§ **EXERCISE GOAL**
Below is a set of records; restate each one word for word.

+ + + +

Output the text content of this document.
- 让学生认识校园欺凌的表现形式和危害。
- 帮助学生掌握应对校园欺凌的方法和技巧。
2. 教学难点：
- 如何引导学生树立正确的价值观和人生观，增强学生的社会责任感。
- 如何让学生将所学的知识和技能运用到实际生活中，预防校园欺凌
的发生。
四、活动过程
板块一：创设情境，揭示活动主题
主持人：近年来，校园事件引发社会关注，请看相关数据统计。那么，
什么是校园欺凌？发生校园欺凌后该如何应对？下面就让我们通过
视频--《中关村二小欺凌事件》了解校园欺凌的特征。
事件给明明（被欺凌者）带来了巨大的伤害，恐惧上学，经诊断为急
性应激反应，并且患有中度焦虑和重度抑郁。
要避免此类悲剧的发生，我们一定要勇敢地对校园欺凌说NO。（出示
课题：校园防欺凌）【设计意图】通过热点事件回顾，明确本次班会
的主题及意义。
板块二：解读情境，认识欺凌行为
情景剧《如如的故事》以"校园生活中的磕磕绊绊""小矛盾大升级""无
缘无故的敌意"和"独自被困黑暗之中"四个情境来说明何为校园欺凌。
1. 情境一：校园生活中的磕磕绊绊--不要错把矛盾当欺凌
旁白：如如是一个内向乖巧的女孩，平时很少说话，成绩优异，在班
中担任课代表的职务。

+ + + +

§ **OUTPUT OF THE EXERCISE**
Output the text content of this document.
- 让学生认识校园欺凌的表现形式和危害。
- 帮助学生掌握应对校园欺凌的方法和技巧。
2. 教学难点：
- 如何引导学生树立正确的价值观和人生观，增强学生的社会责任感。
- 如何让学生将所学的知识和技能运用到实际生活中，预防校园欺凌
的发生。
四、活动过程
板块一：创设情境，揭示活动主题
主持人：近年来，校园事件引发社会关注，请看相关数据统计。那么，
什么是校园欺凌？发生校园欺凌后该如何应对？下面就让我们通过
视频--《中关村二小欺凌事件》了解校园欺凌的特征。
事件给明明（被欺凌者）带来了巨大的伤害，恐惧上学，经诊断为急
性应激反应，并且患有中度焦虑和重度抑郁。
要避免此类悲剧的发生，我们一定要勇敢地对校园欺凌说NO。（出示
课题：校园防欺凌）【设计意图】通过热点事件回顾，明确本次班会
的主题及意义。
板块二：解读情境，认识欺凌行为
情景剧《如如的故事》以"校园生活中的磕磕绊绊""小矛盾大升级""无
缘无故的敌意"和"独自被困黑暗之中"四个情境来说明何为校园欺凌。
1. 情境一：校园生活中的磕磕绊绊--不要错把矛盾当欺凌
旁白：如如是一个内向乖巧的女孩，平时很少说话，成绩优异，在班
中担任课代表的职务。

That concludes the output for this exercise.